** Start **
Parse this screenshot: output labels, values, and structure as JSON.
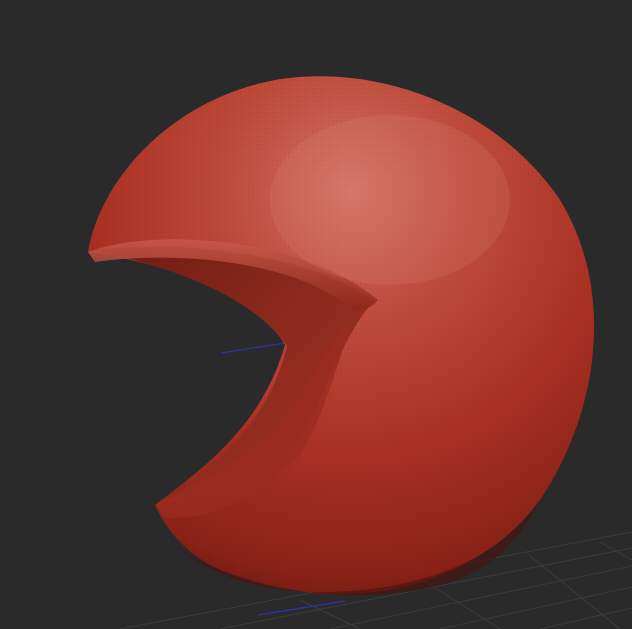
{
  "viewport": {
    "background_color": "#2a2a2a",
    "grid_color": "#3a3a3a",
    "axis_color": "#2f2fb0",
    "model": {
      "kind": "sculpted-sphere",
      "surface_color": "#b8372a",
      "highlight_color": "#d07062",
      "shadow_color": "#5a130c"
    }
  }
}
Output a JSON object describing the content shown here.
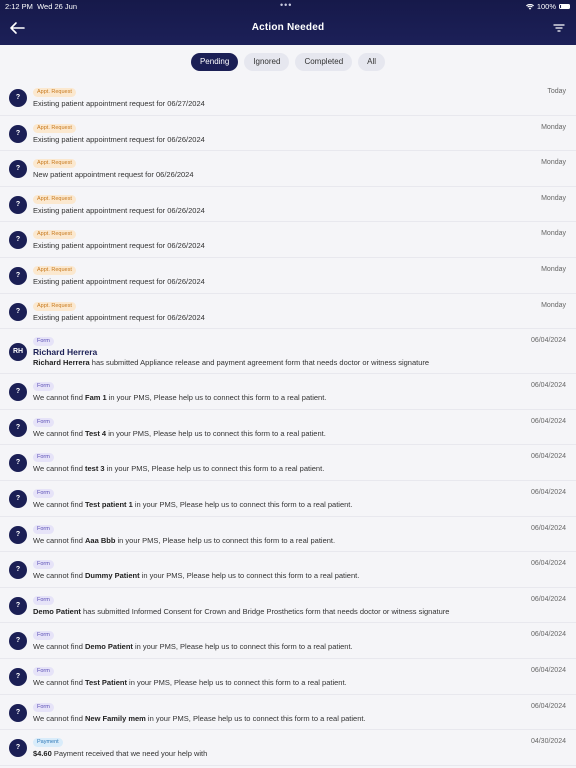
{
  "status_bar": {
    "time": "2:12 PM",
    "date": "Wed 26 Jun",
    "dots": "•••",
    "battery": "100%"
  },
  "header": {
    "title": "Action Needed",
    "back_icon": "arrow-left-icon",
    "filter_icon": "filter-icon"
  },
  "tabs": [
    {
      "label": "Pending",
      "active": true
    },
    {
      "label": "Ignored",
      "active": false
    },
    {
      "label": "Completed",
      "active": false
    },
    {
      "label": "All",
      "active": false
    }
  ],
  "items": [
    {
      "avatar": "?",
      "badge": "Appt. Request",
      "badge_type": "appt",
      "date": "Today",
      "pre": "Existing patient appointment request for 06/27/2024",
      "bold": "",
      "post": ""
    },
    {
      "avatar": "?",
      "badge": "Appt. Request",
      "badge_type": "appt",
      "date": "Monday",
      "pre": "Existing patient appointment request for 06/26/2024",
      "bold": "",
      "post": ""
    },
    {
      "avatar": "?",
      "badge": "Appt. Request",
      "badge_type": "appt",
      "date": "Monday",
      "pre": "New patient appointment request for 06/26/2024",
      "bold": "",
      "post": ""
    },
    {
      "avatar": "?",
      "badge": "Appt. Request",
      "badge_type": "appt",
      "date": "Monday",
      "pre": "Existing patient appointment request for 06/26/2024",
      "bold": "",
      "post": ""
    },
    {
      "avatar": "?",
      "badge": "Appt. Request",
      "badge_type": "appt",
      "date": "Monday",
      "pre": "Existing patient appointment request for 06/26/2024",
      "bold": "",
      "post": ""
    },
    {
      "avatar": "?",
      "badge": "Appt. Request",
      "badge_type": "appt",
      "date": "Monday",
      "pre": "Existing patient appointment request for 06/26/2024",
      "bold": "",
      "post": ""
    },
    {
      "avatar": "?",
      "badge": "Appt. Request",
      "badge_type": "appt",
      "date": "Monday",
      "pre": "Existing patient appointment request for 06/26/2024",
      "bold": "",
      "post": ""
    },
    {
      "avatar": "RH",
      "badge": "Form",
      "badge_type": "form",
      "date": "06/04/2024",
      "name": "Richard Herrera",
      "pre": "",
      "bold": "Richard Herrera",
      "post": " has submitted Appliance release and payment agreement form that needs doctor or witness signature",
      "lead_bold": true
    },
    {
      "avatar": "?",
      "badge": "Form",
      "badge_type": "form",
      "date": "06/04/2024",
      "pre": "We cannot find ",
      "bold": "Fam 1",
      "post": " in your PMS, Please help us to connect this form to a real patient."
    },
    {
      "avatar": "?",
      "badge": "Form",
      "badge_type": "form",
      "date": "06/04/2024",
      "pre": "We cannot find ",
      "bold": "Test 4",
      "post": " in your PMS, Please help us to connect this form to a real patient."
    },
    {
      "avatar": "?",
      "badge": "Form",
      "badge_type": "form",
      "date": "06/04/2024",
      "pre": "We cannot find ",
      "bold": "test 3",
      "post": " in your PMS, Please help us to connect this form to a real patient."
    },
    {
      "avatar": "?",
      "badge": "Form",
      "badge_type": "form",
      "date": "06/04/2024",
      "pre": "We cannot find ",
      "bold": "Test patient 1",
      "post": " in your PMS, Please help us to connect this form to a real patient."
    },
    {
      "avatar": "?",
      "badge": "Form",
      "badge_type": "form",
      "date": "06/04/2024",
      "pre": "We cannot find ",
      "bold": "Aaa Bbb",
      "post": " in your PMS, Please help us to connect this form to a real patient."
    },
    {
      "avatar": "?",
      "badge": "Form",
      "badge_type": "form",
      "date": "06/04/2024",
      "pre": "We cannot find ",
      "bold": "Dummy Patient",
      "post": " in your PMS, Please help us to connect this form to a real patient."
    },
    {
      "avatar": "?",
      "badge": "Form",
      "badge_type": "form",
      "date": "06/04/2024",
      "pre": "",
      "bold": "Demo Patient",
      "post": " has submitted Informed Consent for Crown and Bridge Prosthetics form that needs doctor or witness signature"
    },
    {
      "avatar": "?",
      "badge": "Form",
      "badge_type": "form",
      "date": "06/04/2024",
      "pre": "We cannot find ",
      "bold": "Demo Patient",
      "post": " in your PMS, Please help us to connect this form to a real patient."
    },
    {
      "avatar": "?",
      "badge": "Form",
      "badge_type": "form",
      "date": "06/04/2024",
      "pre": "We cannot find ",
      "bold": "Test Patient",
      "post": " in your PMS, Please help us to connect this form to a real patient."
    },
    {
      "avatar": "?",
      "badge": "Form",
      "badge_type": "form",
      "date": "06/04/2024",
      "pre": "We cannot find ",
      "bold": "New Family mem",
      "post": " in your PMS, Please help us to connect this form to a real patient."
    },
    {
      "avatar": "?",
      "badge": "Payment",
      "badge_type": "payment",
      "date": "04/30/2024",
      "pre": "",
      "bold": "$4.60",
      "post": " Payment received that we need your help with"
    }
  ]
}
** End **
## SHORT EXERCISE
The entries above are to be returned exactly, without their pictures.

## SOLUTION
Parse this screenshot: output labels, values, and structure as JSON.
{
  "viewport": {
    "background_color": "#2a2a2a",
    "grid_color": "#3a3a3a",
    "axis_color": "#2f2fb0",
    "model": {
      "kind": "sculpted-sphere",
      "surface_color": "#b8372a",
      "highlight_color": "#d07062",
      "shadow_color": "#5a130c"
    }
  }
}
Output a JSON object describing the content shown here.
{
  "status_bar": {
    "time": "2:12 PM",
    "date": "Wed 26 Jun",
    "dots": "•••",
    "battery": "100%"
  },
  "header": {
    "title": "Action Needed",
    "back_icon": "arrow-left-icon",
    "filter_icon": "filter-icon"
  },
  "tabs": [
    {
      "label": "Pending",
      "active": true
    },
    {
      "label": "Ignored",
      "active": false
    },
    {
      "label": "Completed",
      "active": false
    },
    {
      "label": "All",
      "active": false
    }
  ],
  "items": [
    {
      "avatar": "?",
      "badge": "Appt. Request",
      "badge_type": "appt",
      "date": "Today",
      "pre": "Existing patient appointment request for 06/27/2024",
      "bold": "",
      "post": ""
    },
    {
      "avatar": "?",
      "badge": "Appt. Request",
      "badge_type": "appt",
      "date": "Monday",
      "pre": "Existing patient appointment request for 06/26/2024",
      "bold": "",
      "post": ""
    },
    {
      "avatar": "?",
      "badge": "Appt. Request",
      "badge_type": "appt",
      "date": "Monday",
      "pre": "New patient appointment request for 06/26/2024",
      "bold": "",
      "post": ""
    },
    {
      "avatar": "?",
      "badge": "Appt. Request",
      "badge_type": "appt",
      "date": "Monday",
      "pre": "Existing patient appointment request for 06/26/2024",
      "bold": "",
      "post": ""
    },
    {
      "avatar": "?",
      "badge": "Appt. Request",
      "badge_type": "appt",
      "date": "Monday",
      "pre": "Existing patient appointment request for 06/26/2024",
      "bold": "",
      "post": ""
    },
    {
      "avatar": "?",
      "badge": "Appt. Request",
      "badge_type": "appt",
      "date": "Monday",
      "pre": "Existing patient appointment request for 06/26/2024",
      "bold": "",
      "post": ""
    },
    {
      "avatar": "?",
      "badge": "Appt. Request",
      "badge_type": "appt",
      "date": "Monday",
      "pre": "Existing patient appointment request for 06/26/2024",
      "bold": "",
      "post": ""
    },
    {
      "avatar": "RH",
      "badge": "Form",
      "badge_type": "form",
      "date": "06/04/2024",
      "name": "Richard Herrera",
      "pre": "",
      "bold": "Richard Herrera",
      "post": " has submitted Appliance release and payment agreement form that needs doctor or witness signature",
      "lead_bold": true
    },
    {
      "avatar": "?",
      "badge": "Form",
      "badge_type": "form",
      "date": "06/04/2024",
      "pre": "We cannot find ",
      "bold": "Fam 1",
      "post": " in your PMS, Please help us to connect this form to a real patient."
    },
    {
      "avatar": "?",
      "badge": "Form",
      "badge_type": "form",
      "date": "06/04/2024",
      "pre": "We cannot find ",
      "bold": "Test 4",
      "post": " in your PMS, Please help us to connect this form to a real patient."
    },
    {
      "avatar": "?",
      "badge": "Form",
      "badge_type": "form",
      "date": "06/04/2024",
      "pre": "We cannot find ",
      "bold": "test 3",
      "post": " in your PMS, Please help us to connect this form to a real patient."
    },
    {
      "avatar": "?",
      "badge": "Form",
      "badge_type": "form",
      "date": "06/04/2024",
      "pre": "We cannot find ",
      "bold": "Test patient 1",
      "post": " in your PMS, Please help us to connect this form to a real patient."
    },
    {
      "avatar": "?",
      "badge": "Form",
      "badge_type": "form",
      "date": "06/04/2024",
      "pre": "We cannot find ",
      "bold": "Aaa Bbb",
      "post": " in your PMS, Please help us to connect this form to a real patient."
    },
    {
      "avatar": "?",
      "badge": "Form",
      "badge_type": "form",
      "date": "06/04/2024",
      "pre": "We cannot find ",
      "bold": "Dummy Patient",
      "post": " in your PMS, Please help us to connect this form to a real patient."
    },
    {
      "avatar": "?",
      "badge": "Form",
      "badge_type": "form",
      "date": "06/04/2024",
      "pre": "",
      "bold": "Demo Patient",
      "post": " has submitted Informed Consent for Crown and Bridge Prosthetics form that needs doctor or witness signature"
    },
    {
      "avatar": "?",
      "badge": "Form",
      "badge_type": "form",
      "date": "06/04/2024",
      "pre": "We cannot find ",
      "bold": "Demo Patient",
      "post": " in your PMS, Please help us to connect this form to a real patient."
    },
    {
      "avatar": "?",
      "badge": "Form",
      "badge_type": "form",
      "date": "06/04/2024",
      "pre": "We cannot find ",
      "bold": "Test Patient",
      "post": " in your PMS, Please help us to connect this form to a real patient."
    },
    {
      "avatar": "?",
      "badge": "Form",
      "badge_type": "form",
      "date": "06/04/2024",
      "pre": "We cannot find ",
      "bold": "New Family mem",
      "post": " in your PMS, Please help us to connect this form to a real patient."
    },
    {
      "avatar": "?",
      "badge": "Payment",
      "badge_type": "payment",
      "date": "04/30/2024",
      "pre": "",
      "bold": "$4.60",
      "post": " Payment received that we need your help with"
    }
  ]
}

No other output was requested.